WRITTEN PROBLEM. Restate the data exactly as given and keep the pictures out.

==========

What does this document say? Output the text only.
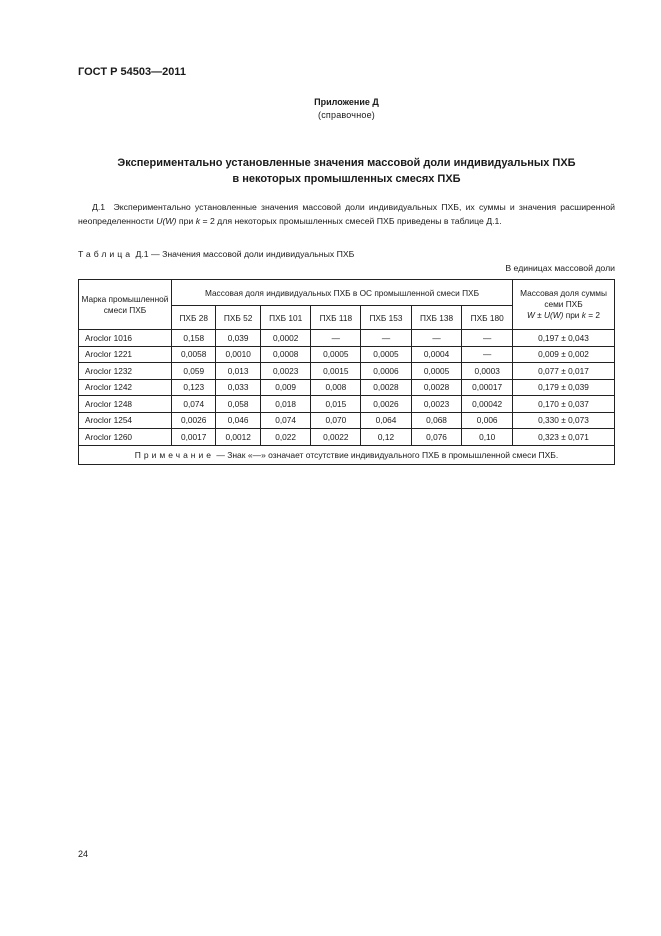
ГОСТ Р 54503—2011
Приложение Д
(справочное)
Экспериментально установленные значения массовой доли индивидуальных ПХБ
в некоторых промышленных смесях ПХБ

Д.1 Экспериментально установленные значения массовой доли индивидуальных ПХБ, их суммы и значения расширенной неопределенности U(W) при k = 2 для некоторых промышленных смесей ПХБ приведены в таблице Д.1.

Таблица Д.1 — Значения массовой доли индивидуальных ПХБ
В единицах массовой доли
Марка промышленной смеси ПХБ	Массовая доля индивидуальных ПХБ в ОС промышленной смеси ПХБ							Массовая доля суммы семи ПХБ
W ± U(W) при k = 2
	ПХБ 28	ПХБ 52	ПХБ 101	ПХБ 118	ПХБ 153	ПХБ 138	ПХБ 180	
Aroclor 1016	0,158	0,039	0,0002	—	—	—	—	0,197 ± 0,043
Aroclor 1221	0,0058	0,0010	0,0008	0,0005	0,0005	0,0004	—	0,009 ± 0,002
Aroclor 1232	0,059	0,013	0,0023	0,0015	0,0006	0,0005	0,0003	0,077 ± 0,017
Aroclor 1242	0,123	0,033	0,009	0,008	0,0028	0,0028	0,00017	0,179 ± 0,039
Aroclor 1248	0,074	0,058	0,018	0,015	0,0026	0,0023	0,00042	0,170 ± 0,037
Aroclor 1254	0,0026	0,046	0,074	0,070	0,064	0,068	0,006	0,330 ± 0,073
Aroclor 1260	0,0017	0,0012	0,022	0,0022	0,12	0,076	0,10	0,323 ± 0,071
Примечание — Знак «—» означает отсутствие индивидуального ПХБ в промышленной смеси ПХБ.								
24
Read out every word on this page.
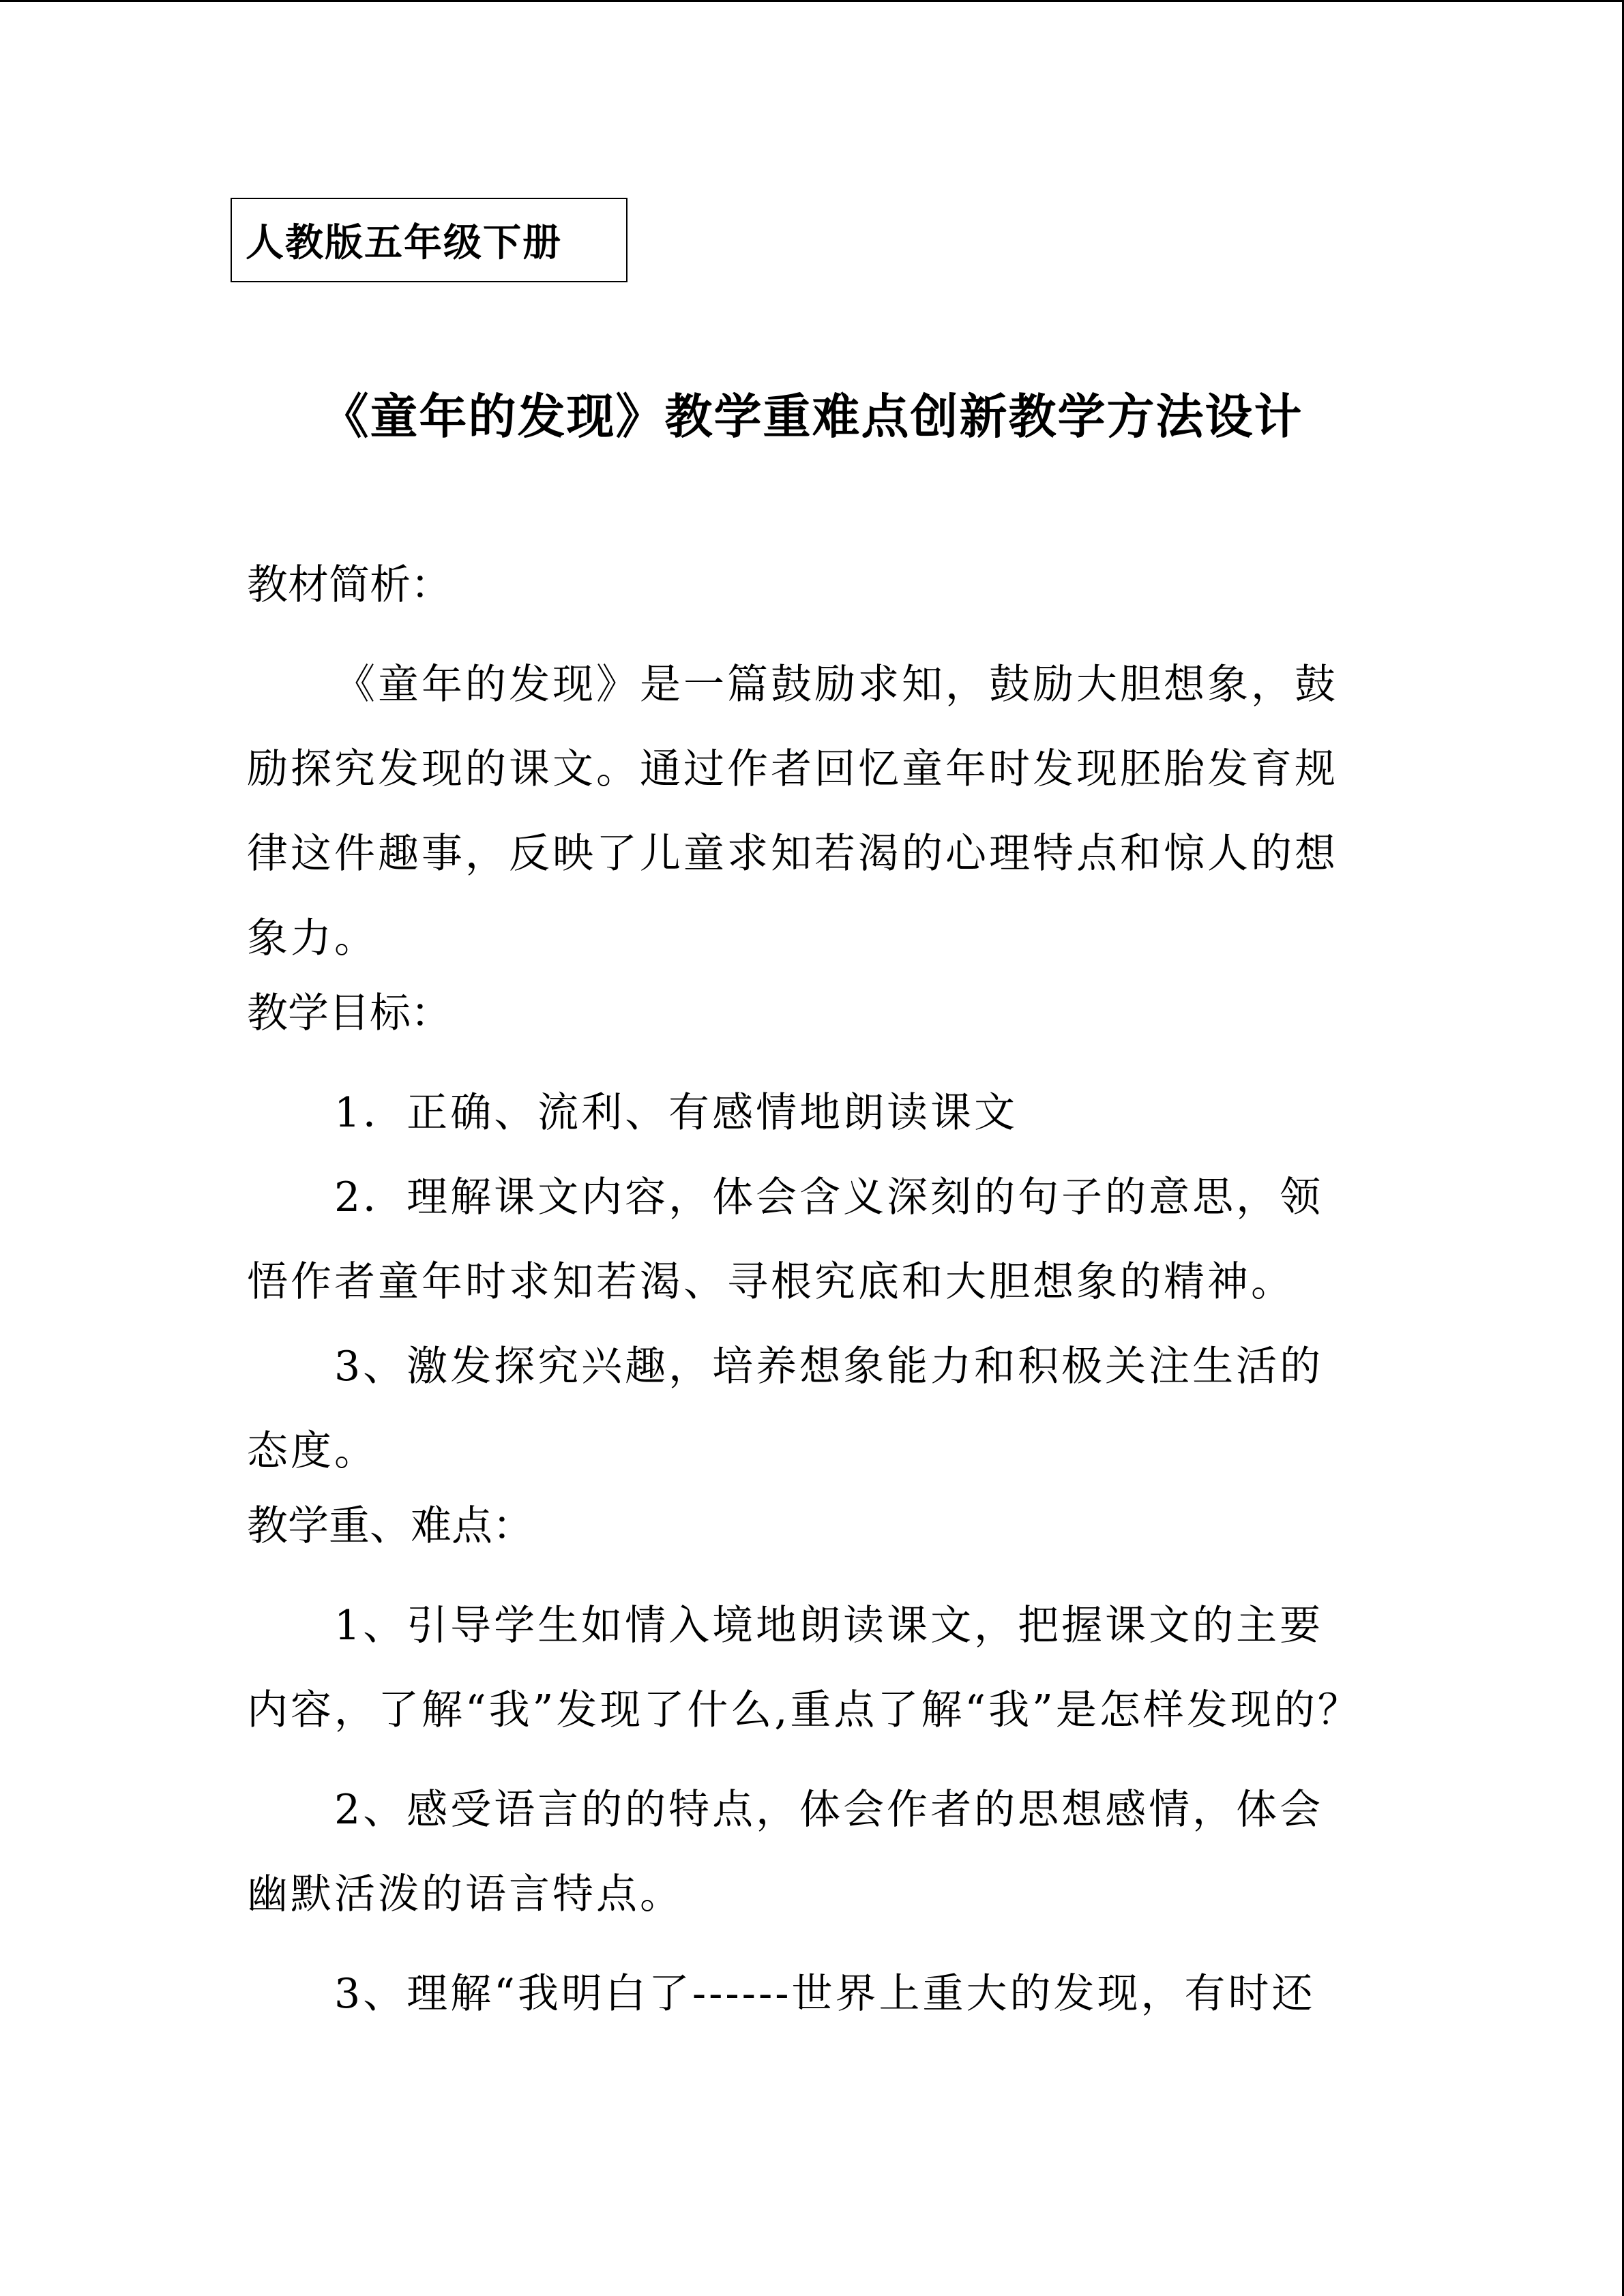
人教版五年级下册
《童年的发现》教学重难点创新教学方法设计

教材简析：

《童年的发现》是一篇鼓励求知，鼓励大胆想象，鼓励探究发现的课文。通过作者回忆童年时发现胚胎发育规律这件趣事，反映了儿童求知若渴的心理特点和惊人的想象力。

教学目标：

1．正确、流利、有感情地朗读课文

2．理解课文内容，体会含义深刻的句子的意思，领悟作者童年时求知若渴、寻根究底和大胆想象的精神。

3、激发探究兴趣，培养想象能力和积极关注生活的态度。

教学重、难点：

1、引导学生如情入境地朗读课文，把握课文的主要内容，了解“我”发现了什么,重点了解“我”是怎样发现的？

2、感受语言的的特点，体会作者的思想感情，体会幽默活泼的语言特点。

3、理解“我明白了------世界上重大的发现，有时还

==========

TASK SOLUTION.
What does this document say? Output the text only.
ГОСТ Р 54503—2011
Приложение Д
(справочное)
Экспериментально установленные значения массовой доли индивидуальных ПХБ
в некоторых промышленных смесях ПХБ

Д.1 Экспериментально установленные значения массовой доли индивидуальных ПХБ, их суммы и значения расширенной неопределенности U(W) при k = 2 для некоторых промышленных смесей ПХБ приведены в таблице Д.1.

Таблица Д.1 — Значения массовой доли индивидуальных ПХБ
В единицах массовой доли
Марка промышленной смеси ПХБ	Массовая доля индивидуальных ПХБ в ОС промышленной смеси ПХБ							Массовая доля суммы семи ПХБ
W ± U(W) при k = 2
	ПХБ 28	ПХБ 52	ПХБ 101	ПХБ 118	ПХБ 153	ПХБ 138	ПХБ 180	
Aroclor 1016	0,158	0,039	0,0002	—	—	—	—	0,197 ± 0,043
Aroclor 1221	0,0058	0,0010	0,0008	0,0005	0,0005	0,0004	—	0,009 ± 0,002
Aroclor 1232	0,059	0,013	0,0023	0,0015	0,0006	0,0005	0,0003	0,077 ± 0,017
Aroclor 1242	0,123	0,033	0,009	0,008	0,0028	0,0028	0,00017	0,179 ± 0,039
Aroclor 1248	0,074	0,058	0,018	0,015	0,0026	0,0023	0,00042	0,170 ± 0,037
Aroclor 1254	0,0026	0,046	0,074	0,070	0,064	0,068	0,006	0,330 ± 0,073
Aroclor 1260	0,0017	0,0012	0,022	0,0022	0,12	0,076	0,10	0,323 ± 0,071
Примечание — Знак «—» означает отсутствие индивидуального ПХБ в промышленной смеси ПХБ.								
24
Read out every word on this page.
人教版五年级下册
《童年的发现》教学重难点创新教学方法设计

教材简析：

《童年的发现》是一篇鼓励求知，鼓励大胆想象，鼓励探究发现的课文。通过作者回忆童年时发现胚胎发育规律这件趣事，反映了儿童求知若渴的心理特点和惊人的想象力。

教学目标：

1．正确、流利、有感情地朗读课文

2．理解课文内容，体会含义深刻的句子的意思，领悟作者童年时求知若渴、寻根究底和大胆想象的精神。

3、激发探究兴趣，培养想象能力和积极关注生活的态度。

教学重、难点：

1、引导学生如情入境地朗读课文，把握课文的主要内容，了解“我”发现了什么,重点了解“我”是怎样发现的？

2、感受语言的的特点，体会作者的思想感情，体会幽默活泼的语言特点。

3、理解“我明白了------世界上重大的发现，有时还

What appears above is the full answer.